EXTRACTED RECORDS:
****

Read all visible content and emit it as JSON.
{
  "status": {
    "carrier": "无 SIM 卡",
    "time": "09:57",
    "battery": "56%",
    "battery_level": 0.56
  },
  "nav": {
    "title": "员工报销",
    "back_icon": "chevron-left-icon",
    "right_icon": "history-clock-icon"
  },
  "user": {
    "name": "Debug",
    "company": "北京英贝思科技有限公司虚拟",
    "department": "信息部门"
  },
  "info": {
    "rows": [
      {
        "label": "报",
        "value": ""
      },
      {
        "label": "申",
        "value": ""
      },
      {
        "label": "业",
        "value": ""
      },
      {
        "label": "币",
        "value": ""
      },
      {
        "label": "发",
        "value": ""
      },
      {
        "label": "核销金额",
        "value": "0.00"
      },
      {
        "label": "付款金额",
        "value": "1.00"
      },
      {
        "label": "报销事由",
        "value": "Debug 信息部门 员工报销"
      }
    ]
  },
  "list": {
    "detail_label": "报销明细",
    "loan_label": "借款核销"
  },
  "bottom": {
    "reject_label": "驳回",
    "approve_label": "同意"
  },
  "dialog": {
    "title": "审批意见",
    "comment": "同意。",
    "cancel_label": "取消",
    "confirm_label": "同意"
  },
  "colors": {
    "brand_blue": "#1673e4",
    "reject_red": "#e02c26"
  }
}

****

STATED TASK: Return the entries above exactly, each one complete.

TASK SOLUTION:
Read all visible content and emit it as JSON.
{
  "status": {
    "carrier": "无 SIM 卡",
    "time": "09:57",
    "battery": "56%",
    "battery_level": 0.56
  },
  "nav": {
    "title": "员工报销",
    "back_icon": "chevron-left-icon",
    "right_icon": "history-clock-icon"
  },
  "user": {
    "name": "Debug",
    "company": "北京英贝思科技有限公司虚拟",
    "department": "信息部门"
  },
  "info": {
    "rows": [
      {
        "label": "报",
        "value": ""
      },
      {
        "label": "申",
        "value": ""
      },
      {
        "label": "业",
        "value": ""
      },
      {
        "label": "币",
        "value": ""
      },
      {
        "label": "发",
        "value": ""
      },
      {
        "label": "核销金额",
        "value": "0.00"
      },
      {
        "label": "付款金额",
        "value": "1.00"
      },
      {
        "label": "报销事由",
        "value": "Debug 信息部门 员工报销"
      }
    ]
  },
  "list": {
    "detail_label": "报销明细",
    "loan_label": "借款核销"
  },
  "bottom": {
    "reject_label": "驳回",
    "approve_label": "同意"
  },
  "dialog": {
    "title": "审批意见",
    "comment": "同意。",
    "cancel_label": "取消",
    "confirm_label": "同意"
  },
  "colors": {
    "brand_blue": "#1673e4",
    "reject_red": "#e02c26"
  }
}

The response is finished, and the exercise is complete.